* **CHALLENGE**
Read through the entries below and return each line with the word "特殊時程".

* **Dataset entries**
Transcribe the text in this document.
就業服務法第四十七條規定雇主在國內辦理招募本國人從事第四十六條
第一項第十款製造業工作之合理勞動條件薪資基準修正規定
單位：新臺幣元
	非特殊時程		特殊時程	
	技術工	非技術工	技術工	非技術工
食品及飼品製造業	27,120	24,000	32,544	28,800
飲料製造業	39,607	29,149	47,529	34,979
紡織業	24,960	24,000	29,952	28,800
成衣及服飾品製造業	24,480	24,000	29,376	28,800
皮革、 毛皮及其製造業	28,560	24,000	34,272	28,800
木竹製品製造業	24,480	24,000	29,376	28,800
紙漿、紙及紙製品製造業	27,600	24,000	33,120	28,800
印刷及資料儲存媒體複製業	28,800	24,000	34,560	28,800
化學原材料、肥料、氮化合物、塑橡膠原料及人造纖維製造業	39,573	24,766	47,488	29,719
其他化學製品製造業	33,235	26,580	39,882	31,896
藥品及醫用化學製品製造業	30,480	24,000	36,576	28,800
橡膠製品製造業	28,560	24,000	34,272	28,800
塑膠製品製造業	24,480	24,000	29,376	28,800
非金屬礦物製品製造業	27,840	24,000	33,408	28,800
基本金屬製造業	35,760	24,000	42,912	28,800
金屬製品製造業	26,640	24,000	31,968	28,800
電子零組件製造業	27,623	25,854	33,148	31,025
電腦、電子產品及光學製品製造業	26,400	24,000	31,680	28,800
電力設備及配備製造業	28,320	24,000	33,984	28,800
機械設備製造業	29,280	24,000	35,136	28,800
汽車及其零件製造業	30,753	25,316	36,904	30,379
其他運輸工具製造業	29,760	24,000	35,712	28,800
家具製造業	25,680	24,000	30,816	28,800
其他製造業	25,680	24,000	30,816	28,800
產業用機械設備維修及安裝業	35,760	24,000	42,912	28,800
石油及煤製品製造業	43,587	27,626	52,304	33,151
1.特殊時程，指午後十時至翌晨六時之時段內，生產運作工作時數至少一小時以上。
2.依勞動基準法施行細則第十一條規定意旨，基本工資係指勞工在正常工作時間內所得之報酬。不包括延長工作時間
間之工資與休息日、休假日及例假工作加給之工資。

* **EXPECTED ANSWER**
	非特殊時程		特殊時程	
1.特殊時程，指午後十時至翌晨六時之時段內，生產運作工作時數至少一小時以上。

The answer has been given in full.